##### GIVEN RECORDS
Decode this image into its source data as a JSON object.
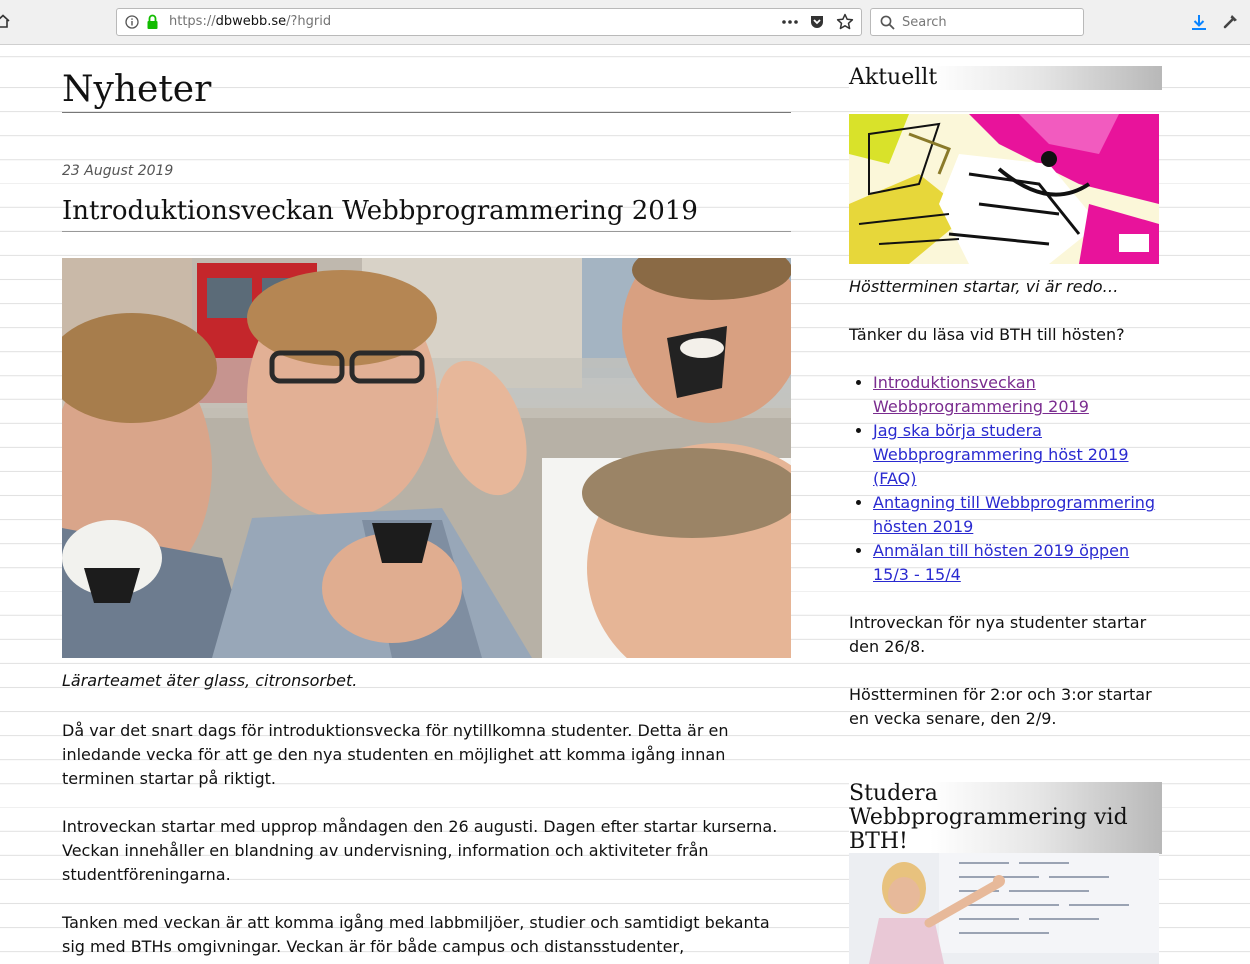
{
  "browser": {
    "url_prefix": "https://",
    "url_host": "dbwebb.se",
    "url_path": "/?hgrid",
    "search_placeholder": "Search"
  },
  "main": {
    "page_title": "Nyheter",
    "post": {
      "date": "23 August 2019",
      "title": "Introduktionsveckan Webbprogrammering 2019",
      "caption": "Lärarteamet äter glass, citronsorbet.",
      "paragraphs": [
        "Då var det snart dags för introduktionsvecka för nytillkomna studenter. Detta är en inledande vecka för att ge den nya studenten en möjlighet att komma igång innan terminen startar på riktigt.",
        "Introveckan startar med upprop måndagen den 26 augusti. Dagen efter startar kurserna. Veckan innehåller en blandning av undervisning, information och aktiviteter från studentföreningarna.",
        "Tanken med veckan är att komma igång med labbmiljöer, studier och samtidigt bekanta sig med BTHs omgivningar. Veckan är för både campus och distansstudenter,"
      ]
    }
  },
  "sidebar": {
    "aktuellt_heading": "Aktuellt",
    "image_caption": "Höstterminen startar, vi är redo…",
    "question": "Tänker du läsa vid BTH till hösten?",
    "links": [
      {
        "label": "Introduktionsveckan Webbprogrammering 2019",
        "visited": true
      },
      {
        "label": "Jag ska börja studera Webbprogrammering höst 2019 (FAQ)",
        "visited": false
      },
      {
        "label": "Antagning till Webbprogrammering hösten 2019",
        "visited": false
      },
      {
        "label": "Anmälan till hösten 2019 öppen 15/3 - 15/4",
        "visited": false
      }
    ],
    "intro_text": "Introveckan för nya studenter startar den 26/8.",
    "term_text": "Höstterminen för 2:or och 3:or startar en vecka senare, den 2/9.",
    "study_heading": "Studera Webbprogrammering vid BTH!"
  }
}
##########
EXERCISE DESCRIPTION: From the listing above, copy every line that holds the string "Höstterminen".

EXERCISE RESPONSE:
    "image_caption": "Höstterminen startar, vi är redo…",
    "term_text": "Höstterminen för 2:or och 3:or startar en vecka senare, den 2/9.",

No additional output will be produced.